Record extracts:
——————————

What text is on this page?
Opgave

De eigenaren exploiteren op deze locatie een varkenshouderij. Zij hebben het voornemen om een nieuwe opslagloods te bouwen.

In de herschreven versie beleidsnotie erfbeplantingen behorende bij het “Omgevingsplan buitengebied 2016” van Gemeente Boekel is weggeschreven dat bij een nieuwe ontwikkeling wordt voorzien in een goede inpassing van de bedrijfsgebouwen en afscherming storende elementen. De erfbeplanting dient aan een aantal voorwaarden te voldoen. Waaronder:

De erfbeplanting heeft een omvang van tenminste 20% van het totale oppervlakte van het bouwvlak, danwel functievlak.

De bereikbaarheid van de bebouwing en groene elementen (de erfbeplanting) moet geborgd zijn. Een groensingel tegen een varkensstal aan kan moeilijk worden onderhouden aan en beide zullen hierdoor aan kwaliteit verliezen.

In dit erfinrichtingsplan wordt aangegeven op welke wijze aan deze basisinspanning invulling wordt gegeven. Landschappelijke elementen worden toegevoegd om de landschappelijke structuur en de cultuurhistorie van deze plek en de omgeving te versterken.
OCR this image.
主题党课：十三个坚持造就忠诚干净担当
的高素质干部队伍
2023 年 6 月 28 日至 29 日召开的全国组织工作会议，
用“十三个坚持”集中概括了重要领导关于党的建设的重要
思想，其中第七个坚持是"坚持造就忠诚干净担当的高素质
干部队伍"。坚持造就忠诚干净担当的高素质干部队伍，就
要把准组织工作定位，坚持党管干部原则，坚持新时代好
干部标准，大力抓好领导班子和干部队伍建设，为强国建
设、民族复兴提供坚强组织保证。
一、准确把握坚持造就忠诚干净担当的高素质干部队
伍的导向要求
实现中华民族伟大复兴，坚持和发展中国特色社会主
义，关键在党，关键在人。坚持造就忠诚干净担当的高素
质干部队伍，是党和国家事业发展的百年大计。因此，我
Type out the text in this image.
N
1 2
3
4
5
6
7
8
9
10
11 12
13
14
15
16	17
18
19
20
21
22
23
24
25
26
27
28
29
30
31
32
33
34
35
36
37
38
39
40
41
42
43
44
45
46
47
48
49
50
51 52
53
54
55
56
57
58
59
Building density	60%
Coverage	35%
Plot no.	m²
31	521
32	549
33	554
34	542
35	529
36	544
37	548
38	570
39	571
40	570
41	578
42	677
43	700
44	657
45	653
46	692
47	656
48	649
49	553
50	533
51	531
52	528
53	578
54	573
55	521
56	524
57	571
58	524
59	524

——————————

Goal: Starting at the line that contains "Type out the text in this image.", quote each remaining line of the entries above, unchanged.

Reply to the task:
Type out the text in this image.
N
1 2
3
4
5
6
7
8
9
10
11 12
13
14
15
16	17
18
19
20
21
22
23
24
25
26
27
28
29
30
31
32
33
34
35
36
37
38
39
40
41
42
43
44
45
46
47
48
49
50
51 52
53
54
55
56
57
58
59
Building density	60%
Coverage	35%
Plot no.	m²
31	521
32	549
33	554
34	542
35	529
36	544
37	548
38	570
39	571
40	570
41	578
42	677
43	700
44	657
45	653
46	692
47	656
48	649
49	553
50	533
51	531
52	528
53	578
54	573
55	521
56	524
57	571
58	524
59	524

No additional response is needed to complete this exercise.